● Task to complete
Every record below should be transcribed exactly. Omit the images.

● Material for the task
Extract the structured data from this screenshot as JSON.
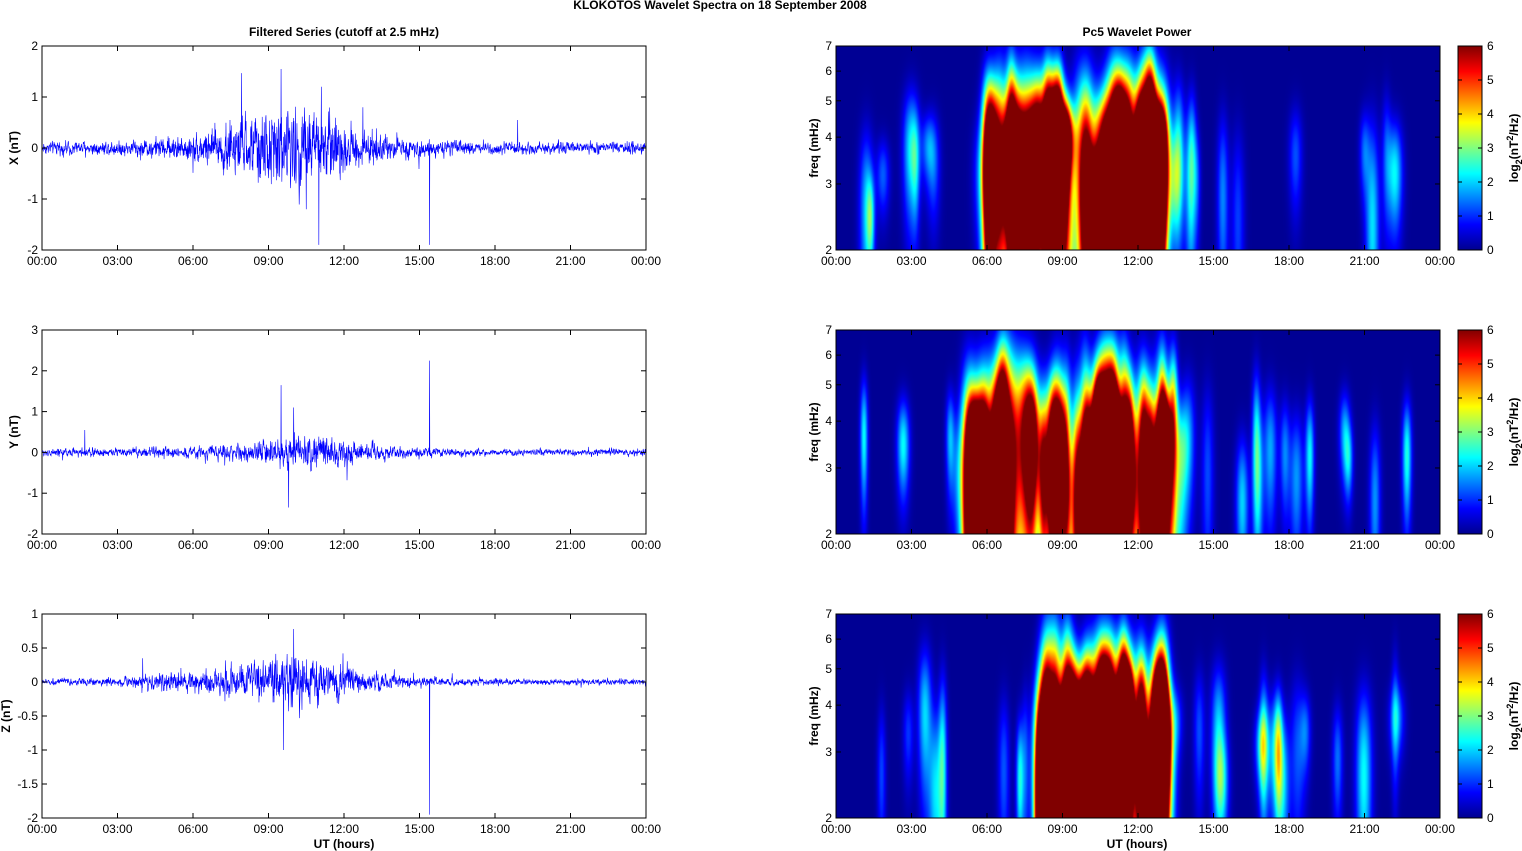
{
  "figure": {
    "title": "KLOKOTOS Wavelet Spectra on 18 September 2008",
    "left_title": "Filtered Series (cutoff at 2.5 mHz)",
    "right_title": "Pc5 Wavelet Power",
    "xlabel": "UT (hours)",
    "freq_label": "freq (mHz)",
    "colorbar_label_main": "log",
    "colorbar_label_sub": "2",
    "colorbar_label_paren": "(nT",
    "colorbar_label_sup": "2",
    "colorbar_label_tail": "/Hz)"
  },
  "colors": {
    "series_line": "#0000ff",
    "spectrum_background": "#00008f",
    "colormap": "jet"
  },
  "chart_data": [
    {
      "type": "line",
      "panel": "series-x",
      "ylabel": "X (nT)",
      "xlim": [
        0,
        24
      ],
      "ylim": [
        -2,
        2
      ],
      "xticks": [
        "00:00",
        "03:00",
        "06:00",
        "09:00",
        "12:00",
        "15:00",
        "18:00",
        "21:00",
        "00:00"
      ],
      "yticks": [
        "-2",
        "-1",
        "0",
        "1",
        "2"
      ],
      "ytick_values": [
        -2,
        -1,
        0,
        1,
        2
      ],
      "envelope": {
        "hours": [
          0,
          3,
          6,
          7,
          8,
          9,
          10,
          11,
          12,
          13,
          14,
          15,
          16,
          18,
          21,
          24
        ],
        "amplitude": [
          0.12,
          0.14,
          0.25,
          0.45,
          0.6,
          0.7,
          0.8,
          0.75,
          0.5,
          0.3,
          0.2,
          0.18,
          0.14,
          0.12,
          0.11,
          0.12
        ]
      },
      "spikes": [
        {
          "hour": 9.5,
          "value": 1.55
        },
        {
          "hour": 11.0,
          "value": -1.9
        },
        {
          "hour": 11.1,
          "value": 1.2
        },
        {
          "hour": 15.4,
          "value": -1.9
        },
        {
          "hour": 10.5,
          "value": -1.2
        },
        {
          "hour": 18.9,
          "value": 0.55
        }
      ]
    },
    {
      "type": "line",
      "panel": "series-y",
      "ylabel": "Y (nT)",
      "xlim": [
        0,
        24
      ],
      "ylim": [
        -2,
        3
      ],
      "xticks": [
        "00:00",
        "03:00",
        "06:00",
        "09:00",
        "12:00",
        "15:00",
        "18:00",
        "21:00",
        "00:00"
      ],
      "yticks": [
        "-2",
        "-1",
        "0",
        "1",
        "2",
        "3"
      ],
      "ytick_values": [
        -2,
        -1,
        0,
        1,
        2,
        3
      ],
      "envelope": {
        "hours": [
          0,
          1.7,
          3,
          6,
          8,
          9.5,
          10,
          11,
          12,
          13,
          14,
          15,
          16,
          18,
          21,
          24
        ],
        "amplitude": [
          0.08,
          0.12,
          0.1,
          0.14,
          0.2,
          0.35,
          0.45,
          0.4,
          0.3,
          0.22,
          0.15,
          0.12,
          0.1,
          0.08,
          0.07,
          0.09
        ]
      },
      "spikes": [
        {
          "hour": 9.5,
          "value": 1.65
        },
        {
          "hour": 15.4,
          "value": 2.25
        },
        {
          "hour": 9.8,
          "value": -1.35
        },
        {
          "hour": 10.0,
          "value": 1.1
        },
        {
          "hour": 1.7,
          "value": 0.55
        }
      ]
    },
    {
      "type": "line",
      "panel": "series-z",
      "ylabel": "Z (nT)",
      "xlabel": "UT (hours)",
      "xlim": [
        0,
        24
      ],
      "ylim": [
        -2,
        1
      ],
      "xticks": [
        "00:00",
        "03:00",
        "06:00",
        "09:00",
        "12:00",
        "15:00",
        "18:00",
        "21:00",
        "00:00"
      ],
      "yticks": [
        "-2",
        "-1.5",
        "-1",
        "-0.5",
        "0",
        "0.5",
        "1"
      ],
      "ytick_values": [
        -2,
        -1.5,
        -1,
        -0.5,
        0,
        0.5,
        1
      ],
      "envelope": {
        "hours": [
          0,
          3,
          4,
          6,
          8,
          9,
          10,
          11,
          12,
          13,
          14,
          15,
          16,
          18,
          21,
          24
        ],
        "amplitude": [
          0.04,
          0.06,
          0.1,
          0.15,
          0.25,
          0.32,
          0.38,
          0.33,
          0.25,
          0.16,
          0.1,
          0.08,
          0.06,
          0.05,
          0.04,
          0.05
        ]
      },
      "spikes": [
        {
          "hour": 10.0,
          "value": 0.78
        },
        {
          "hour": 15.4,
          "value": -1.95
        },
        {
          "hour": 9.6,
          "value": -1.0
        },
        {
          "hour": 4.0,
          "value": 0.35
        }
      ]
    },
    {
      "type": "heatmap",
      "panel": "spectrum-x",
      "ylabel": "freq (mHz)",
      "xlim": [
        0,
        24
      ],
      "ylim": [
        2,
        7
      ],
      "yscale": "log",
      "xticks": [
        "00:00",
        "03:00",
        "06:00",
        "09:00",
        "12:00",
        "15:00",
        "18:00",
        "21:00",
        "00:00"
      ],
      "yticks": [
        "2",
        "3",
        "4",
        "5",
        "6",
        "7"
      ],
      "ytick_values": [
        2,
        3,
        4,
        5,
        6,
        7
      ],
      "clim": [
        0,
        6
      ],
      "colorbar_ticks": [
        "0",
        "1",
        "2",
        "3",
        "4",
        "5",
        "6"
      ],
      "active_window_hours": [
        6.0,
        13.0
      ],
      "peak_hours": [
        7.5,
        10.3,
        11.5,
        12.3
      ],
      "peak_power": 5.8
    },
    {
      "type": "heatmap",
      "panel": "spectrum-y",
      "ylabel": "freq (mHz)",
      "xlim": [
        0,
        24
      ],
      "ylim": [
        2,
        7
      ],
      "yscale": "log",
      "xticks": [
        "00:00",
        "03:00",
        "06:00",
        "09:00",
        "12:00",
        "15:00",
        "18:00",
        "21:00",
        "00:00"
      ],
      "yticks": [
        "2",
        "3",
        "4",
        "5",
        "6",
        "7"
      ],
      "ytick_values": [
        2,
        3,
        4,
        5,
        6,
        7
      ],
      "clim": [
        0,
        6
      ],
      "colorbar_ticks": [
        "0",
        "1",
        "2",
        "3",
        "4",
        "5",
        "6"
      ],
      "active_window_hours": [
        5.0,
        14.0
      ],
      "peak_hours": [
        6.0,
        10.5,
        11.0
      ],
      "peak_power": 5.5
    },
    {
      "type": "heatmap",
      "panel": "spectrum-z",
      "ylabel": "freq (mHz)",
      "xlabel": "UT (hours)",
      "xlim": [
        0,
        24
      ],
      "ylim": [
        2,
        7
      ],
      "yscale": "log",
      "xticks": [
        "00:00",
        "03:00",
        "06:00",
        "09:00",
        "12:00",
        "15:00",
        "18:00",
        "21:00",
        "00:00"
      ],
      "yticks": [
        "2",
        "3",
        "4",
        "5",
        "6",
        "7"
      ],
      "ytick_values": [
        2,
        3,
        4,
        5,
        6,
        7
      ],
      "clim": [
        0,
        6
      ],
      "colorbar_ticks": [
        "0",
        "1",
        "2",
        "3",
        "4",
        "5",
        "6"
      ],
      "active_window_hours": [
        8.0,
        13.0
      ],
      "peak_hours": [
        9.7,
        10.5
      ],
      "peak_power": 5.2
    }
  ]
}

● Full answer
Extract the structured data from this screenshot as JSON.
{
  "figure": {
    "title": "KLOKOTOS Wavelet Spectra on 18 September 2008",
    "left_title": "Filtered Series (cutoff at 2.5 mHz)",
    "right_title": "Pc5 Wavelet Power",
    "xlabel": "UT (hours)",
    "freq_label": "freq (mHz)",
    "colorbar_label_main": "log",
    "colorbar_label_sub": "2",
    "colorbar_label_paren": "(nT",
    "colorbar_label_sup": "2",
    "colorbar_label_tail": "/Hz)"
  },
  "colors": {
    "series_line": "#0000ff",
    "spectrum_background": "#00008f",
    "colormap": "jet"
  },
  "chart_data": [
    {
      "type": "line",
      "panel": "series-x",
      "ylabel": "X (nT)",
      "xlim": [
        0,
        24
      ],
      "ylim": [
        -2,
        2
      ],
      "xticks": [
        "00:00",
        "03:00",
        "06:00",
        "09:00",
        "12:00",
        "15:00",
        "18:00",
        "21:00",
        "00:00"
      ],
      "yticks": [
        "-2",
        "-1",
        "0",
        "1",
        "2"
      ],
      "ytick_values": [
        -2,
        -1,
        0,
        1,
        2
      ],
      "envelope": {
        "hours": [
          0,
          3,
          6,
          7,
          8,
          9,
          10,
          11,
          12,
          13,
          14,
          15,
          16,
          18,
          21,
          24
        ],
        "amplitude": [
          0.12,
          0.14,
          0.25,
          0.45,
          0.6,
          0.7,
          0.8,
          0.75,
          0.5,
          0.3,
          0.2,
          0.18,
          0.14,
          0.12,
          0.11,
          0.12
        ]
      },
      "spikes": [
        {
          "hour": 9.5,
          "value": 1.55
        },
        {
          "hour": 11.0,
          "value": -1.9
        },
        {
          "hour": 11.1,
          "value": 1.2
        },
        {
          "hour": 15.4,
          "value": -1.9
        },
        {
          "hour": 10.5,
          "value": -1.2
        },
        {
          "hour": 18.9,
          "value": 0.55
        }
      ]
    },
    {
      "type": "line",
      "panel": "series-y",
      "ylabel": "Y (nT)",
      "xlim": [
        0,
        24
      ],
      "ylim": [
        -2,
        3
      ],
      "xticks": [
        "00:00",
        "03:00",
        "06:00",
        "09:00",
        "12:00",
        "15:00",
        "18:00",
        "21:00",
        "00:00"
      ],
      "yticks": [
        "-2",
        "-1",
        "0",
        "1",
        "2",
        "3"
      ],
      "ytick_values": [
        -2,
        -1,
        0,
        1,
        2,
        3
      ],
      "envelope": {
        "hours": [
          0,
          1.7,
          3,
          6,
          8,
          9.5,
          10,
          11,
          12,
          13,
          14,
          15,
          16,
          18,
          21,
          24
        ],
        "amplitude": [
          0.08,
          0.12,
          0.1,
          0.14,
          0.2,
          0.35,
          0.45,
          0.4,
          0.3,
          0.22,
          0.15,
          0.12,
          0.1,
          0.08,
          0.07,
          0.09
        ]
      },
      "spikes": [
        {
          "hour": 9.5,
          "value": 1.65
        },
        {
          "hour": 15.4,
          "value": 2.25
        },
        {
          "hour": 9.8,
          "value": -1.35
        },
        {
          "hour": 10.0,
          "value": 1.1
        },
        {
          "hour": 1.7,
          "value": 0.55
        }
      ]
    },
    {
      "type": "line",
      "panel": "series-z",
      "ylabel": "Z (nT)",
      "xlabel": "UT (hours)",
      "xlim": [
        0,
        24
      ],
      "ylim": [
        -2,
        1
      ],
      "xticks": [
        "00:00",
        "03:00",
        "06:00",
        "09:00",
        "12:00",
        "15:00",
        "18:00",
        "21:00",
        "00:00"
      ],
      "yticks": [
        "-2",
        "-1.5",
        "-1",
        "-0.5",
        "0",
        "0.5",
        "1"
      ],
      "ytick_values": [
        -2,
        -1.5,
        -1,
        -0.5,
        0,
        0.5,
        1
      ],
      "envelope": {
        "hours": [
          0,
          3,
          4,
          6,
          8,
          9,
          10,
          11,
          12,
          13,
          14,
          15,
          16,
          18,
          21,
          24
        ],
        "amplitude": [
          0.04,
          0.06,
          0.1,
          0.15,
          0.25,
          0.32,
          0.38,
          0.33,
          0.25,
          0.16,
          0.1,
          0.08,
          0.06,
          0.05,
          0.04,
          0.05
        ]
      },
      "spikes": [
        {
          "hour": 10.0,
          "value": 0.78
        },
        {
          "hour": 15.4,
          "value": -1.95
        },
        {
          "hour": 9.6,
          "value": -1.0
        },
        {
          "hour": 4.0,
          "value": 0.35
        }
      ]
    },
    {
      "type": "heatmap",
      "panel": "spectrum-x",
      "ylabel": "freq (mHz)",
      "xlim": [
        0,
        24
      ],
      "ylim": [
        2,
        7
      ],
      "yscale": "log",
      "xticks": [
        "00:00",
        "03:00",
        "06:00",
        "09:00",
        "12:00",
        "15:00",
        "18:00",
        "21:00",
        "00:00"
      ],
      "yticks": [
        "2",
        "3",
        "4",
        "5",
        "6",
        "7"
      ],
      "ytick_values": [
        2,
        3,
        4,
        5,
        6,
        7
      ],
      "clim": [
        0,
        6
      ],
      "colorbar_ticks": [
        "0",
        "1",
        "2",
        "3",
        "4",
        "5",
        "6"
      ],
      "active_window_hours": [
        6.0,
        13.0
      ],
      "peak_hours": [
        7.5,
        10.3,
        11.5,
        12.3
      ],
      "peak_power": 5.8
    },
    {
      "type": "heatmap",
      "panel": "spectrum-y",
      "ylabel": "freq (mHz)",
      "xlim": [
        0,
        24
      ],
      "ylim": [
        2,
        7
      ],
      "yscale": "log",
      "xticks": [
        "00:00",
        "03:00",
        "06:00",
        "09:00",
        "12:00",
        "15:00",
        "18:00",
        "21:00",
        "00:00"
      ],
      "yticks": [
        "2",
        "3",
        "4",
        "5",
        "6",
        "7"
      ],
      "ytick_values": [
        2,
        3,
        4,
        5,
        6,
        7
      ],
      "clim": [
        0,
        6
      ],
      "colorbar_ticks": [
        "0",
        "1",
        "2",
        "3",
        "4",
        "5",
        "6"
      ],
      "active_window_hours": [
        5.0,
        14.0
      ],
      "peak_hours": [
        6.0,
        10.5,
        11.0
      ],
      "peak_power": 5.5
    },
    {
      "type": "heatmap",
      "panel": "spectrum-z",
      "ylabel": "freq (mHz)",
      "xlabel": "UT (hours)",
      "xlim": [
        0,
        24
      ],
      "ylim": [
        2,
        7
      ],
      "yscale": "log",
      "xticks": [
        "00:00",
        "03:00",
        "06:00",
        "09:00",
        "12:00",
        "15:00",
        "18:00",
        "21:00",
        "00:00"
      ],
      "yticks": [
        "2",
        "3",
        "4",
        "5",
        "6",
        "7"
      ],
      "ytick_values": [
        2,
        3,
        4,
        5,
        6,
        7
      ],
      "clim": [
        0,
        6
      ],
      "colorbar_ticks": [
        "0",
        "1",
        "2",
        "3",
        "4",
        "5",
        "6"
      ],
      "active_window_hours": [
        8.0,
        13.0
      ],
      "peak_hours": [
        9.7,
        10.5
      ],
      "peak_power": 5.2
    }
  ]
}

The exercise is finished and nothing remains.